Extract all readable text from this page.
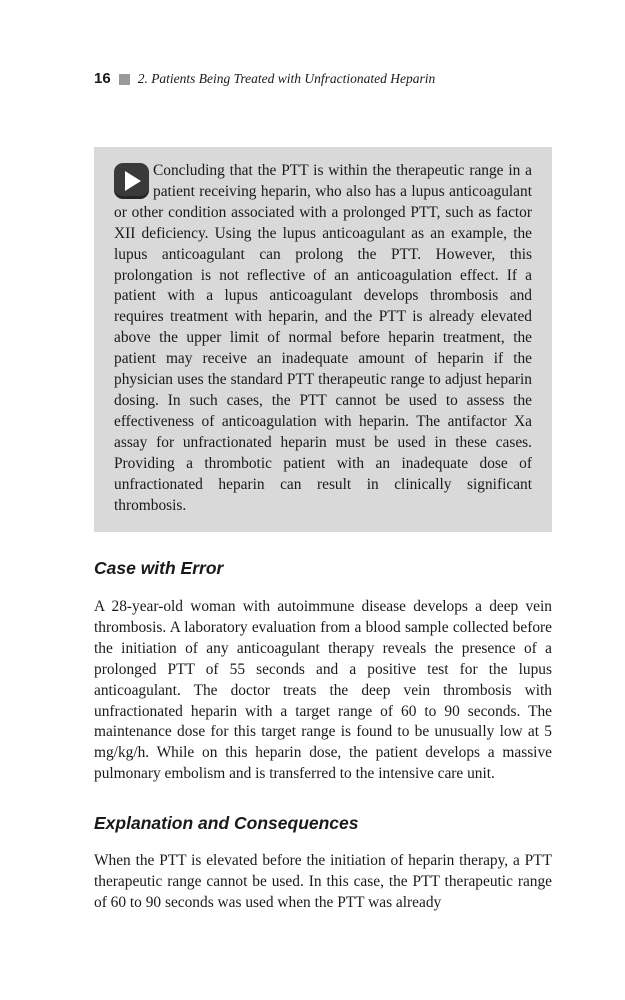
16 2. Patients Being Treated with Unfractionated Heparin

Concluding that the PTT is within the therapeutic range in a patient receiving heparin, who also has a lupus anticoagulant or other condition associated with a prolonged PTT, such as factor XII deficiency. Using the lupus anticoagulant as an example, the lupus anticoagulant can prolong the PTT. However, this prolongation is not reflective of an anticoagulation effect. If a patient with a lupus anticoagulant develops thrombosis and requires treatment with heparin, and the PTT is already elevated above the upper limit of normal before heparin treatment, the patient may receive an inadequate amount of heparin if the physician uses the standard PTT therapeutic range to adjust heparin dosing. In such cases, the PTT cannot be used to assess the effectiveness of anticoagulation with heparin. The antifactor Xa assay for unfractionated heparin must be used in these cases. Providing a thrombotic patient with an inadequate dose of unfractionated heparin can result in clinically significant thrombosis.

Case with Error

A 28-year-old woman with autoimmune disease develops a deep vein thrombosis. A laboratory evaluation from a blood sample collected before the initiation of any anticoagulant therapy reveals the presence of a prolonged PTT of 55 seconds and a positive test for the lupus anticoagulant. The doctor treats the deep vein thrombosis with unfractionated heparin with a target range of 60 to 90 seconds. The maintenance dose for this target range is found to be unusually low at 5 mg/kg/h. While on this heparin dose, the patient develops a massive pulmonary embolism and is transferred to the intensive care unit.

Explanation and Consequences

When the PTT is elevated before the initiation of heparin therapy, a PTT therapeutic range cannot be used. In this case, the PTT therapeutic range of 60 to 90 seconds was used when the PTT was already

|---|

What you are asked to do:
Nothing but the records, repeated exactly and stripped of pictures, should appear in the answer.

Answer below:
Extract all readable text from this page.
16 2. Patients Being Treated with Unfractionated Heparin

Concluding that the PTT is within the therapeutic range in a patient receiving heparin, who also has a lupus anticoagulant or other condition associated with a prolonged PTT, such as factor XII deficiency. Using the lupus anticoagulant as an example, the lupus anticoagulant can prolong the PTT. However, this prolongation is not reflective of an anticoagulation effect. If a patient with a lupus anticoagulant develops thrombosis and requires treatment with heparin, and the PTT is already elevated above the upper limit of normal before heparin treatment, the patient may receive an inadequate amount of heparin if the physician uses the standard PTT therapeutic range to adjust heparin dosing. In such cases, the PTT cannot be used to assess the effectiveness of anticoagulation with heparin. The antifactor Xa assay for unfractionated heparin must be used in these cases. Providing a thrombotic patient with an inadequate dose of unfractionated heparin can result in clinically significant thrombosis.

Case with Error

A 28-year-old woman with autoimmune disease develops a deep vein thrombosis. A laboratory evaluation from a blood sample collected before the initiation of any anticoagulant therapy reveals the presence of a prolonged PTT of 55 seconds and a positive test for the lupus anticoagulant. The doctor treats the deep vein thrombosis with unfractionated heparin with a target range of 60 to 90 seconds. The maintenance dose for this target range is found to be unusually low at 5 mg/kg/h. While on this heparin dose, the patient develops a massive pulmonary embolism and is transferred to the intensive care unit.

Explanation and Consequences

When the PTT is elevated before the initiation of heparin therapy, a PTT therapeutic range cannot be used. In this case, the PTT therapeutic range of 60 to 90 seconds was used when the PTT was already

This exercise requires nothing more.